Rows from a dataset:
========
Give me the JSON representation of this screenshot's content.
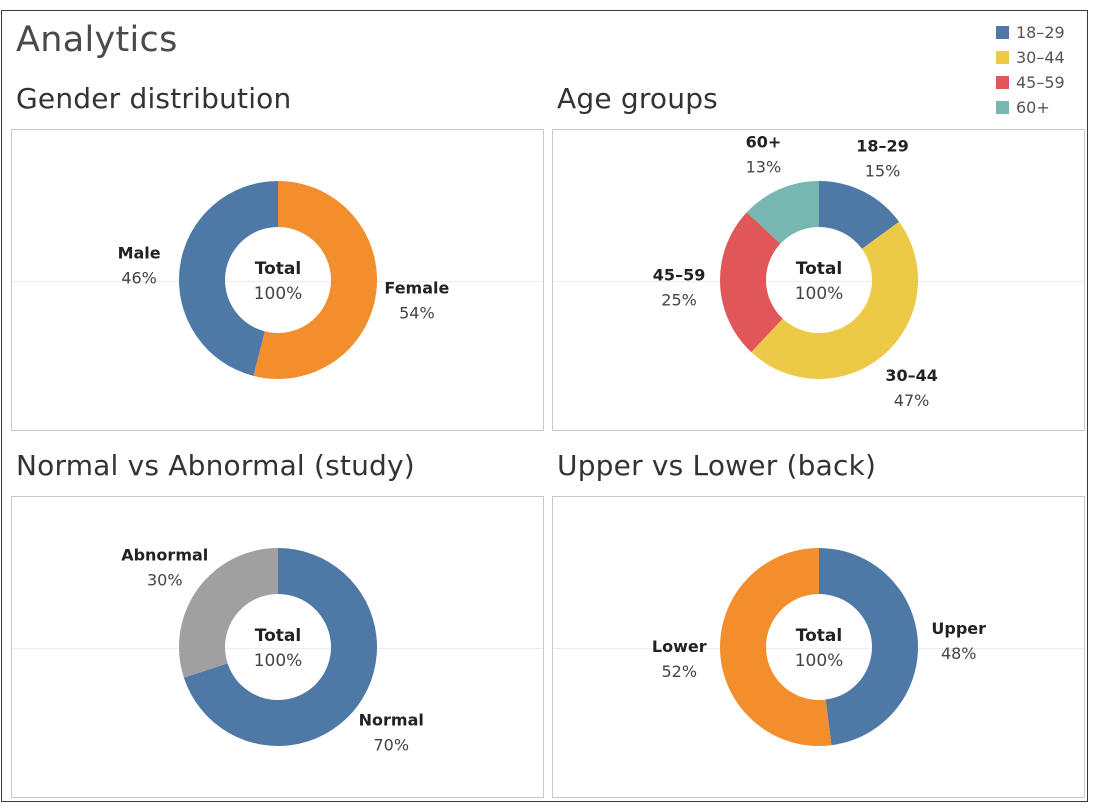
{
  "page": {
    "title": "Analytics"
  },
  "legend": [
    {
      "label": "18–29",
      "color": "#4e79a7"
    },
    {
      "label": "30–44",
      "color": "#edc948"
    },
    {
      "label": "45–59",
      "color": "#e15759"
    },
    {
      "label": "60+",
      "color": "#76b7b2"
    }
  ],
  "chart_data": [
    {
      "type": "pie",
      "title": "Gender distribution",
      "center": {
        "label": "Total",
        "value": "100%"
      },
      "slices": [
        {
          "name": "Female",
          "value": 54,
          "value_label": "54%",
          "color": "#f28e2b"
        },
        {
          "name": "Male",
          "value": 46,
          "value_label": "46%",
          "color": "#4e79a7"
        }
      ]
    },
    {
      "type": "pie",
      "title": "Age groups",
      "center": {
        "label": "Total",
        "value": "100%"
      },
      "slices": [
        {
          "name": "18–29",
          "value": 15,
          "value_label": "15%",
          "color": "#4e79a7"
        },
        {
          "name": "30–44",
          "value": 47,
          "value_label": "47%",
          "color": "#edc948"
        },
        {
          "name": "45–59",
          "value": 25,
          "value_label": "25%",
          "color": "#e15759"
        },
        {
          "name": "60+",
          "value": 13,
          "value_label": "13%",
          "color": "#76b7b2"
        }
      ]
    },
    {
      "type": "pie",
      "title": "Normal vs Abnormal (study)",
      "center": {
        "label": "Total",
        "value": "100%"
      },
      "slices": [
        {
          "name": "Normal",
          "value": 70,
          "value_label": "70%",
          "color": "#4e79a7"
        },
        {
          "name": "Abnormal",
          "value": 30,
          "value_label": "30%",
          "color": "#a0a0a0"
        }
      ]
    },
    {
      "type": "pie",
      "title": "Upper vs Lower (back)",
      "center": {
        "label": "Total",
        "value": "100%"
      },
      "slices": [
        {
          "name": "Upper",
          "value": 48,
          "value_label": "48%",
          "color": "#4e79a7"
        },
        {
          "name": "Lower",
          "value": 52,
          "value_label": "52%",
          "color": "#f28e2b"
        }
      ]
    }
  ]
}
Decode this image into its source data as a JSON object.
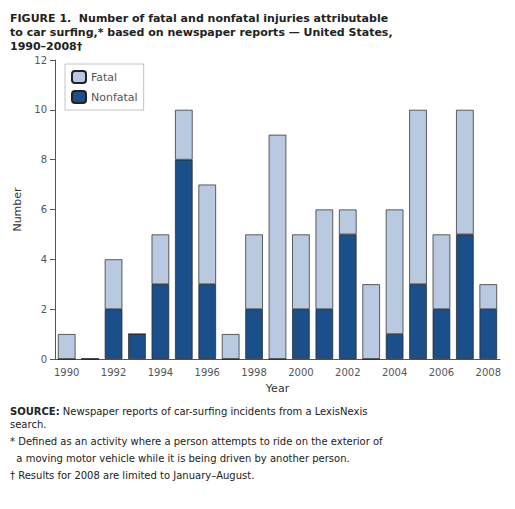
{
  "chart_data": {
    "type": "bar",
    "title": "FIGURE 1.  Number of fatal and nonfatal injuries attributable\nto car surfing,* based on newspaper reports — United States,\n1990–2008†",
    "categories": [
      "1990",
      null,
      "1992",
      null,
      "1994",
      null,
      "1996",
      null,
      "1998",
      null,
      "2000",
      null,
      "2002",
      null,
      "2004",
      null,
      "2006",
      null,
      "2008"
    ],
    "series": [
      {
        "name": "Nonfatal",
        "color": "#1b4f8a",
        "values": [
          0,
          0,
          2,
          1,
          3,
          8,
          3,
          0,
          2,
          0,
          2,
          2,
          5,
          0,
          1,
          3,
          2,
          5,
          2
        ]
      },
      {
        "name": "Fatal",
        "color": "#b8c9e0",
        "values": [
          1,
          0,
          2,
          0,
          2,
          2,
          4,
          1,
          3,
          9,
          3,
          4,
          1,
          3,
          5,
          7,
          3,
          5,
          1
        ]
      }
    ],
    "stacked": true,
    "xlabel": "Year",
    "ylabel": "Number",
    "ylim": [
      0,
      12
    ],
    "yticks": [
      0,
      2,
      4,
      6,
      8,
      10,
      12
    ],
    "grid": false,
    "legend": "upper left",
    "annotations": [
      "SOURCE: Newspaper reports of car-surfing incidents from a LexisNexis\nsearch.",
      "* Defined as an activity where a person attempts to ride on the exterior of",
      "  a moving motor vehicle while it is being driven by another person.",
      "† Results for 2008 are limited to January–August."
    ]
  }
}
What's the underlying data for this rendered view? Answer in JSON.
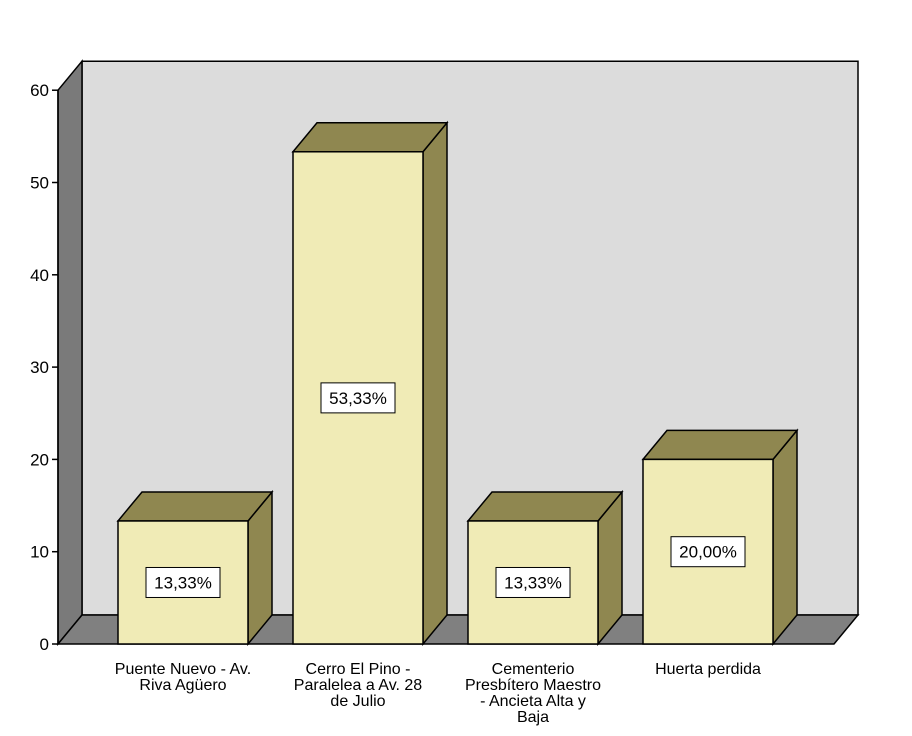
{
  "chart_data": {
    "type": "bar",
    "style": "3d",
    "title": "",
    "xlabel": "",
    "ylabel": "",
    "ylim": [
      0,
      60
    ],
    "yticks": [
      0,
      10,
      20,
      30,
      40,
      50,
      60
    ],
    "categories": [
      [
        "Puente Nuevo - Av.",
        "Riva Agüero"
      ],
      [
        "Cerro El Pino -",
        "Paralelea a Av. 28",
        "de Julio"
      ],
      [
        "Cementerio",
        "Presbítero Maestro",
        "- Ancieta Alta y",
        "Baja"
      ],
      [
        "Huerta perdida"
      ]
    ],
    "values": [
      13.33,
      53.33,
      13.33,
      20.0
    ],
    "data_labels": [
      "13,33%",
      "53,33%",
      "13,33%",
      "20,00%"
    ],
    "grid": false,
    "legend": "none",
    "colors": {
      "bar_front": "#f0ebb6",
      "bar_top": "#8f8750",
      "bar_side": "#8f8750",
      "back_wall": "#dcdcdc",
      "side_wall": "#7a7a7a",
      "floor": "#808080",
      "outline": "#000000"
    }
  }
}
========
## TASK REQUIREMENTS:
In the records above, locate the line containing "What's the underlying", then copy exactly that line and every line after it through the end, omitting pictures.

## ANSWER TO THE EXERCISE:
What's the underlying data for this rendered view? Answer in JSON.
{
  "chart_data": {
    "type": "bar",
    "style": "3d",
    "title": "",
    "xlabel": "",
    "ylabel": "",
    "ylim": [
      0,
      60
    ],
    "yticks": [
      0,
      10,
      20,
      30,
      40,
      50,
      60
    ],
    "categories": [
      [
        "Puente Nuevo - Av.",
        "Riva Agüero"
      ],
      [
        "Cerro El Pino -",
        "Paralelea a Av. 28",
        "de Julio"
      ],
      [
        "Cementerio",
        "Presbítero Maestro",
        "- Ancieta Alta y",
        "Baja"
      ],
      [
        "Huerta perdida"
      ]
    ],
    "values": [
      13.33,
      53.33,
      13.33,
      20.0
    ],
    "data_labels": [
      "13,33%",
      "53,33%",
      "13,33%",
      "20,00%"
    ],
    "grid": false,
    "legend": "none",
    "colors": {
      "bar_front": "#f0ebb6",
      "bar_top": "#8f8750",
      "bar_side": "#8f8750",
      "back_wall": "#dcdcdc",
      "side_wall": "#7a7a7a",
      "floor": "#808080",
      "outline": "#000000"
    }
  }
}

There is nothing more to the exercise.